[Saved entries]
- - -
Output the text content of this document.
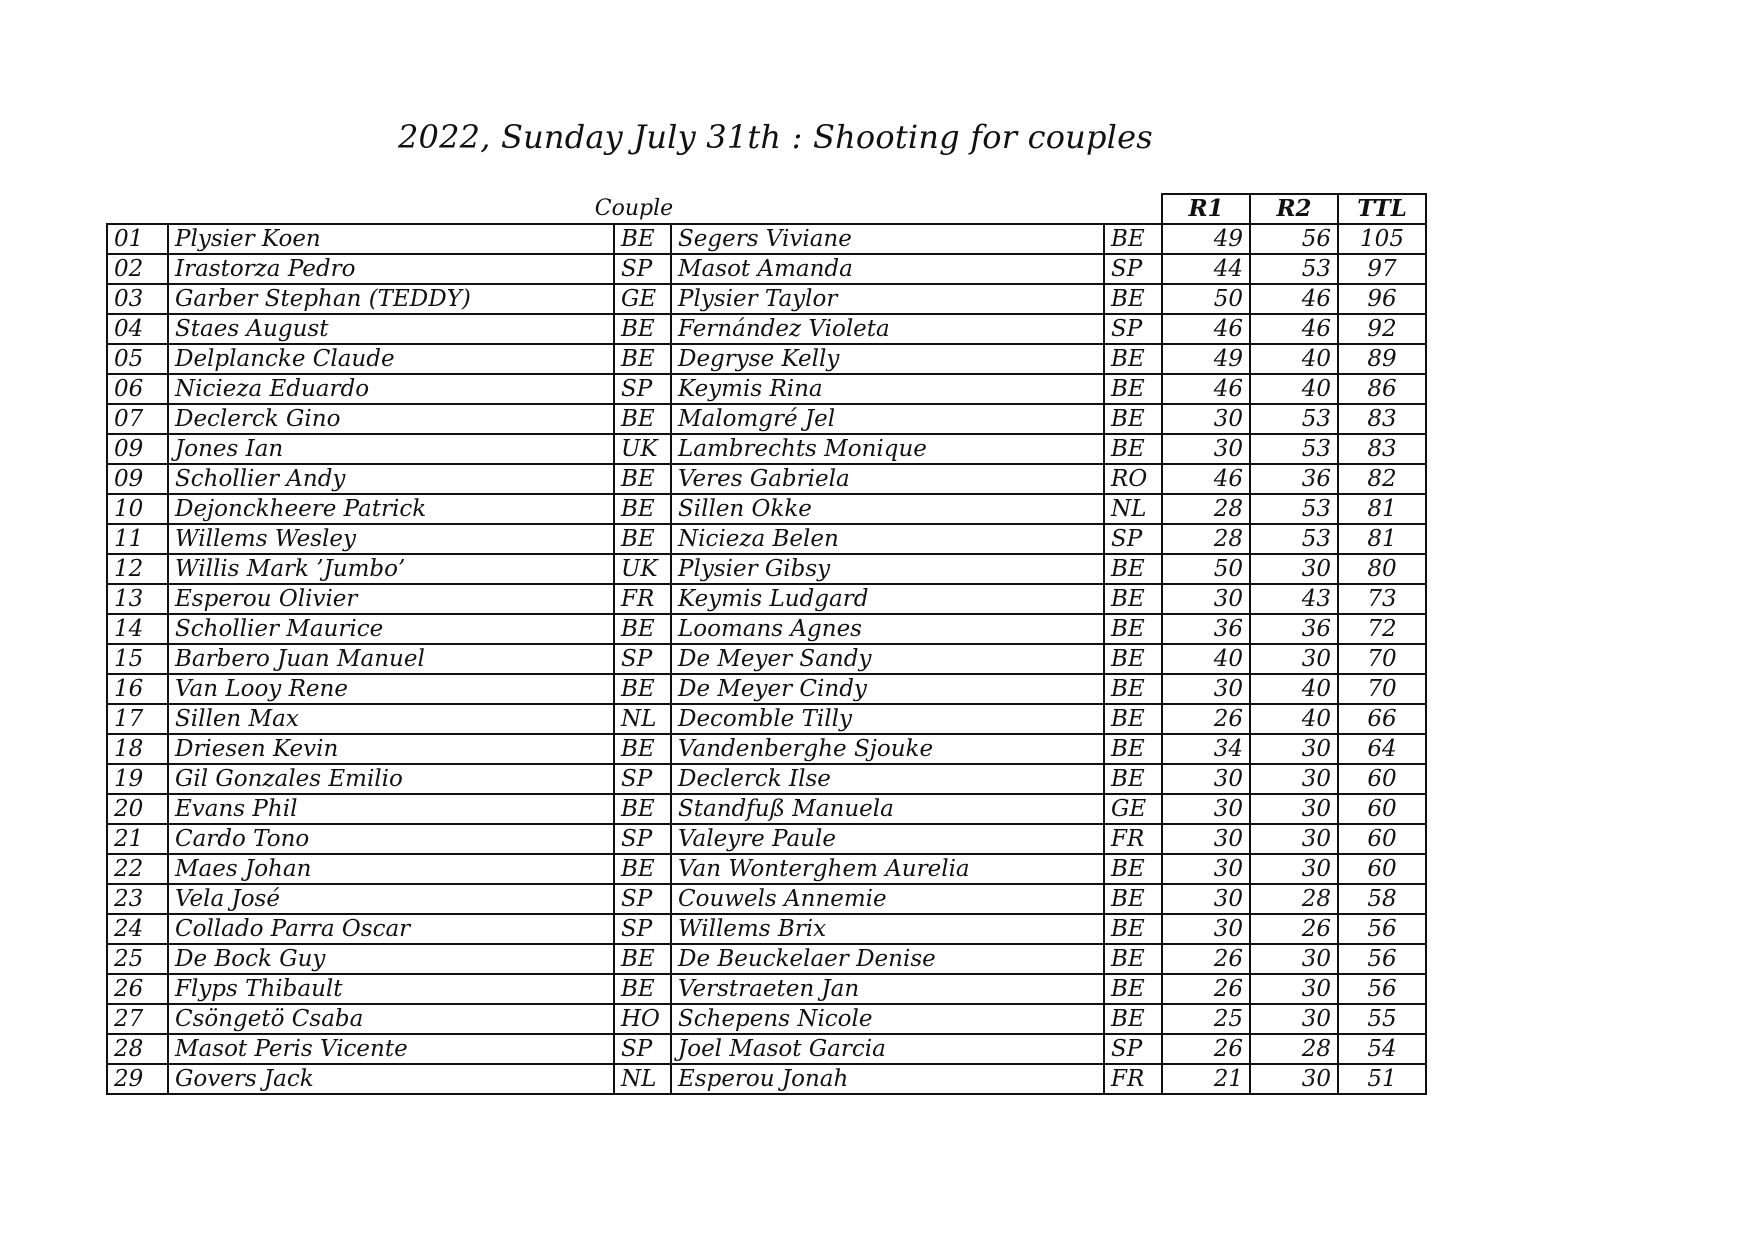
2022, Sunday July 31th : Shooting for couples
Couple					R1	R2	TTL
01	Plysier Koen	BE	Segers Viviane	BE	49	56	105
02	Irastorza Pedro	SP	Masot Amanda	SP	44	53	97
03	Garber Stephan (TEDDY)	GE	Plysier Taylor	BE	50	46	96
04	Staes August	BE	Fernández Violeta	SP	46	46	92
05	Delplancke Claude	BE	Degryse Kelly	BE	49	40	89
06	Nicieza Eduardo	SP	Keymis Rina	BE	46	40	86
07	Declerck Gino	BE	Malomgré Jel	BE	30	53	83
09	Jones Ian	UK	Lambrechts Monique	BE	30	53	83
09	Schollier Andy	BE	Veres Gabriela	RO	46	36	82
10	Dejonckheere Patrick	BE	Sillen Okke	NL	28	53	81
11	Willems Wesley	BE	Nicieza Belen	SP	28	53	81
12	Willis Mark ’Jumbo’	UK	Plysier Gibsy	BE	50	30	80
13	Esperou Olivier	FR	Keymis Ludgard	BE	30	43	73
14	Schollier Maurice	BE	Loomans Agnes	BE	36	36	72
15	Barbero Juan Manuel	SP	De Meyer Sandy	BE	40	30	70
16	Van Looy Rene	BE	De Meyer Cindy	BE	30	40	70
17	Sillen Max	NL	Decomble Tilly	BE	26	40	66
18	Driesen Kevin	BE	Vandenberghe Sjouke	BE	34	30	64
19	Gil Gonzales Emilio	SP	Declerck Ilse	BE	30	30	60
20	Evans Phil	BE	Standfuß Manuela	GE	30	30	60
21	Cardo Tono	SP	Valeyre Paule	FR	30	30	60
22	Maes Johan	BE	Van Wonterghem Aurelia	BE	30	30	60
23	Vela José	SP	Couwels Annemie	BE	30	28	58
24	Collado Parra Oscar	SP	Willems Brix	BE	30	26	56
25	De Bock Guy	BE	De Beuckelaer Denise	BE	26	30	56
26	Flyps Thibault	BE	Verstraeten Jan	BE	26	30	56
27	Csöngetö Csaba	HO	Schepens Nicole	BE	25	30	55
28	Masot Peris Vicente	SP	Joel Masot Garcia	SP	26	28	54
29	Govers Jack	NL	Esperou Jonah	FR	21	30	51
- - -
▶ [STATED TASK]: Tally the lines of the preceding listing in which the word "Willems" appears; state nothing but the total.

▶ [REPLY]: 2